Go through the records underneath and count the lines that include the string "Подпрограмма". Give nothing but the number.

[Dataset records]
....
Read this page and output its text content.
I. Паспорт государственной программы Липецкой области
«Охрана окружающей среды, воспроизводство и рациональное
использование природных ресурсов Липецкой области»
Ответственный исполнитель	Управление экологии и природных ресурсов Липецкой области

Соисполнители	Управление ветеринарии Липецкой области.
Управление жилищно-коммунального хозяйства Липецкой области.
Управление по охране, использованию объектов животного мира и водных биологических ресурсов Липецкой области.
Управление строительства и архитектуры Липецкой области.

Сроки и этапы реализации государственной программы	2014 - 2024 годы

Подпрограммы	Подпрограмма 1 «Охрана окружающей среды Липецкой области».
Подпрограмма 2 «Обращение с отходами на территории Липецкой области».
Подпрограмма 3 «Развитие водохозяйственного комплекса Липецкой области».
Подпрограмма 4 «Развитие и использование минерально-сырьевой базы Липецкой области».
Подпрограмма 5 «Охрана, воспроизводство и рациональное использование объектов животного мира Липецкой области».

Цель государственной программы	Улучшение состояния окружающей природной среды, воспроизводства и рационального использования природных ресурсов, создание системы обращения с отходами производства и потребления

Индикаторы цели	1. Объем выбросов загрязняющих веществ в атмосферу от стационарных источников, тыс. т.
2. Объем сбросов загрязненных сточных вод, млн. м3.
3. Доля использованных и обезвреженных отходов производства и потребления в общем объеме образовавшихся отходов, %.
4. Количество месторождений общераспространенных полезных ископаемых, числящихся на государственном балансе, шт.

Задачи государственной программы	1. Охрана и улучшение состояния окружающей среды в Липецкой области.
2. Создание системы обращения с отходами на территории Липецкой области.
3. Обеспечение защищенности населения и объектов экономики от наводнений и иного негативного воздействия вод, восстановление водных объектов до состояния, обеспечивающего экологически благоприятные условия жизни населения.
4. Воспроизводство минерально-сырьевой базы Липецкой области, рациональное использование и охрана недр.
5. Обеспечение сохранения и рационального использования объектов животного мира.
....
-- ANSWER FOR THIS EXERCISE --
5